◆ TASK DETAILS ◆
Search the records for "Index" and copy each line that holds it.

◆ DATA SUPPLIED ◆

────

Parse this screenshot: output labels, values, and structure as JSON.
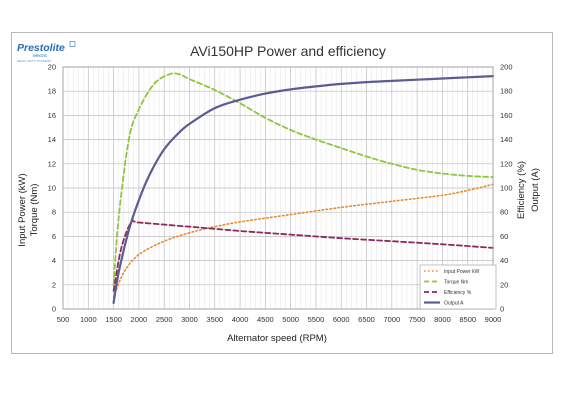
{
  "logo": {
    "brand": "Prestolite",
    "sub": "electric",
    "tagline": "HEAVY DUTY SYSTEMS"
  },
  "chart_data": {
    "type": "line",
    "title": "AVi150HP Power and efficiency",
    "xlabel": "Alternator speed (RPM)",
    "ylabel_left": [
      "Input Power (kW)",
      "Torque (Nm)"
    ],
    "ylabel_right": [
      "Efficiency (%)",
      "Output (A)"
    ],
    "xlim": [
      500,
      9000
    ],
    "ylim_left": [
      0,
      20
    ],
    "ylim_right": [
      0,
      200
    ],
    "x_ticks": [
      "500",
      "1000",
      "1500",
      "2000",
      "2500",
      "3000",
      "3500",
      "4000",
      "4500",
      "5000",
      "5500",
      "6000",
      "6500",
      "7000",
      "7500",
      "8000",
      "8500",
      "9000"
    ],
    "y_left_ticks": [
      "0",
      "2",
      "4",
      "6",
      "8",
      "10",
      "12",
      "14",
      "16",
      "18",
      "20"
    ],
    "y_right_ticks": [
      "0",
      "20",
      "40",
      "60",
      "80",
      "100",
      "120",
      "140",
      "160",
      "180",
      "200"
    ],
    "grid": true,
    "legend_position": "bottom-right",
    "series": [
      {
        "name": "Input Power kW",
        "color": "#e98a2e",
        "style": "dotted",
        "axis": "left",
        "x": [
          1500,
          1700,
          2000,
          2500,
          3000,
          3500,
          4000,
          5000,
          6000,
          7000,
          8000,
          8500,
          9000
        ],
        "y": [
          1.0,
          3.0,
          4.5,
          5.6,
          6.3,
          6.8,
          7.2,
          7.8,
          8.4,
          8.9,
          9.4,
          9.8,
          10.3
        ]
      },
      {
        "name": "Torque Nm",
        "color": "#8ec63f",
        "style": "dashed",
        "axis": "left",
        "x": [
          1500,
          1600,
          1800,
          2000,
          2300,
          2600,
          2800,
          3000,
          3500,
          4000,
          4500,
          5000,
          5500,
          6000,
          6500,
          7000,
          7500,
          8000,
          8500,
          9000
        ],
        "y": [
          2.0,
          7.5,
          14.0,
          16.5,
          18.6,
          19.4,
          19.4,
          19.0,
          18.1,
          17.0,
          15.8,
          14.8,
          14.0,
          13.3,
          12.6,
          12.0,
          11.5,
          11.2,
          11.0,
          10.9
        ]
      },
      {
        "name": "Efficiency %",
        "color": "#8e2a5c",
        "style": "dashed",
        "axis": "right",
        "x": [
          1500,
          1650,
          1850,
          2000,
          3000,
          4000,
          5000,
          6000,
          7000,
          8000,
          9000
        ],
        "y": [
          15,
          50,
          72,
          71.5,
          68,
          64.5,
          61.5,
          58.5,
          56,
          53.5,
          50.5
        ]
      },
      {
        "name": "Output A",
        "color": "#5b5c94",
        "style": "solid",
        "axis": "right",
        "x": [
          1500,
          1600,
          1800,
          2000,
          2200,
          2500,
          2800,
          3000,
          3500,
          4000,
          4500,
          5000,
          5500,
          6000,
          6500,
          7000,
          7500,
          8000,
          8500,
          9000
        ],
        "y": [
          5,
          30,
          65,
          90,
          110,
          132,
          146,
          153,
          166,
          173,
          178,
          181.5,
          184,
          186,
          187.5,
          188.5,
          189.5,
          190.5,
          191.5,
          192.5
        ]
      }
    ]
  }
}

────

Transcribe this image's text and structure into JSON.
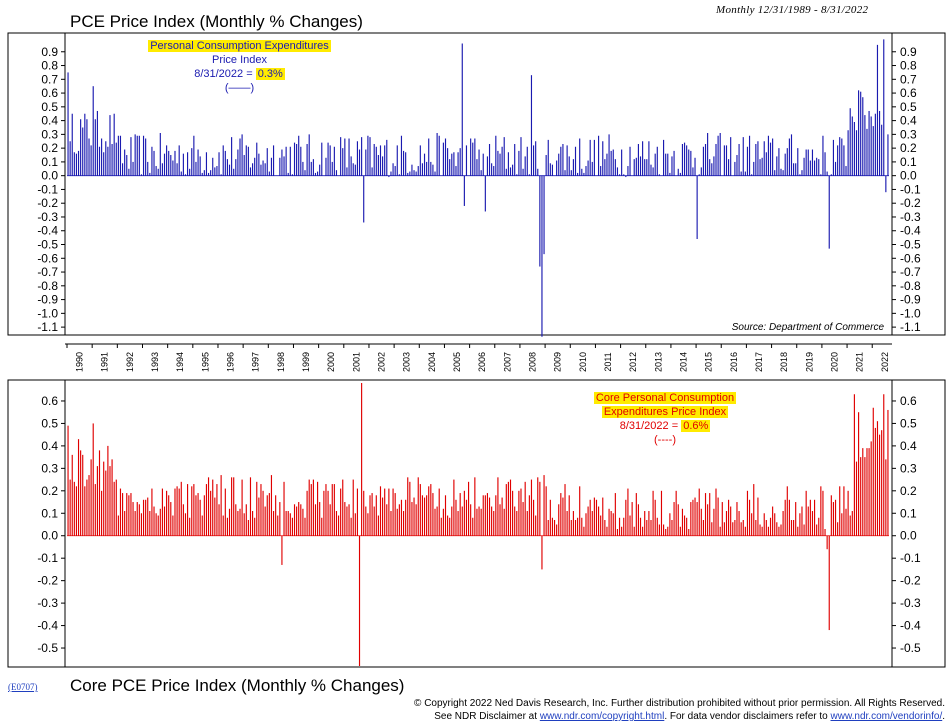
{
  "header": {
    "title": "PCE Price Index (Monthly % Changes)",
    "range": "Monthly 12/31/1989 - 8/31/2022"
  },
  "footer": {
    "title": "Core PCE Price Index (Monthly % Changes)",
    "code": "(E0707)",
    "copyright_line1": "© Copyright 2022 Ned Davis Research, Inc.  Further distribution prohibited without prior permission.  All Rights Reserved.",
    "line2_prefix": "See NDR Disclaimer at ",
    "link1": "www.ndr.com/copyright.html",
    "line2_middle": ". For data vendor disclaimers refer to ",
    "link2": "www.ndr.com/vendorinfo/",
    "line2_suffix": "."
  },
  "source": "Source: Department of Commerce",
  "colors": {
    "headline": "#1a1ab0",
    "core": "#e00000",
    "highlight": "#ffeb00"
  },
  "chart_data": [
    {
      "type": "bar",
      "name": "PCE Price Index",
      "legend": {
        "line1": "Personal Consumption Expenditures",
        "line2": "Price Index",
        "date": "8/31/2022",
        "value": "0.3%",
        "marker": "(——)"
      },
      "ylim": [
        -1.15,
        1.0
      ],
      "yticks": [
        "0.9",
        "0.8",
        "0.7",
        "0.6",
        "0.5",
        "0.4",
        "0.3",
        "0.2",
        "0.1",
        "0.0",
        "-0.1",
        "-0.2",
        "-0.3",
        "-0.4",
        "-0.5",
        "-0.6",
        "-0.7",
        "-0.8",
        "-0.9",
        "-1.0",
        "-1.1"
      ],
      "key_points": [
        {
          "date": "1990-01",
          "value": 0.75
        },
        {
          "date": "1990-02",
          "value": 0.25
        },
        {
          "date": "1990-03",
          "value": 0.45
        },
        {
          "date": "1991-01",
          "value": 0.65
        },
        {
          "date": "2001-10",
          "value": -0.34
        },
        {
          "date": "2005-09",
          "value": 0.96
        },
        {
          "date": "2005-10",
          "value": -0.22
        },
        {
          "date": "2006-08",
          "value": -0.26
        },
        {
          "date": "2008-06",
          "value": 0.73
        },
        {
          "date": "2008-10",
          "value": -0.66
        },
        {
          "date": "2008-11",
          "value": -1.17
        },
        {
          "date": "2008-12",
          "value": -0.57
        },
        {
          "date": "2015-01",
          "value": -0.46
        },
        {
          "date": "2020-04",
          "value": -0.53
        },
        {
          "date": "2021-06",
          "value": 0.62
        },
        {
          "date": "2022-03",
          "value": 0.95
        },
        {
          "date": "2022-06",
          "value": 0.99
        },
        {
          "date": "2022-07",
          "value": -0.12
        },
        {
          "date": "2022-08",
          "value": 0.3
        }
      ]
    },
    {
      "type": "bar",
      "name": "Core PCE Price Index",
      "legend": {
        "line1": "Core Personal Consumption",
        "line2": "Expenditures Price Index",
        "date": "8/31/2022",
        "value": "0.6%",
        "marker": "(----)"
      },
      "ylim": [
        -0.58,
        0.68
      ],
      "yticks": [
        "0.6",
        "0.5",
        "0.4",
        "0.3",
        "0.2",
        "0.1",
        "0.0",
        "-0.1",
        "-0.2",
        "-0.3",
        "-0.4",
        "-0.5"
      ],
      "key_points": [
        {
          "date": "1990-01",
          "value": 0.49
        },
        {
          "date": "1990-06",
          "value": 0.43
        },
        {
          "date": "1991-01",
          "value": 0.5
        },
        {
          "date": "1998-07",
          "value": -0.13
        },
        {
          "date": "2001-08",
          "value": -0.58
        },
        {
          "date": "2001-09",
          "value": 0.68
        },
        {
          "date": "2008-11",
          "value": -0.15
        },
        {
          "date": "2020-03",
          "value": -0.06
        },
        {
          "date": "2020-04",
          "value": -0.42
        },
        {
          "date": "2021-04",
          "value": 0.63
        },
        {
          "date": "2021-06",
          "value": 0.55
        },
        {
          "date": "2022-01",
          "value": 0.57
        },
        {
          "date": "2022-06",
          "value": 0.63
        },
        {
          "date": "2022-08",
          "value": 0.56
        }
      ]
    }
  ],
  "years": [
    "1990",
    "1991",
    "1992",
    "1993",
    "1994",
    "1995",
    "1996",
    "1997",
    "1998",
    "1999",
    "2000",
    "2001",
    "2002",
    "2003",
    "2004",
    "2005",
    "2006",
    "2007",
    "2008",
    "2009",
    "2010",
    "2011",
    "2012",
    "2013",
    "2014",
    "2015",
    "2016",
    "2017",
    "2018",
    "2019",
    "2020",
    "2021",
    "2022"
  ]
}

────

◆ ANSWER TO THE PROBLEM ◆
    "title": "PCE Price Index (Monthly % Changes)",
    "title": "Core PCE Price Index (Monthly % Changes)",
      "name": "PCE Price Index",
        "line2": "Price Index",
      "name": "Core PCE Price Index",
        "line2": "Expenditures Price Index",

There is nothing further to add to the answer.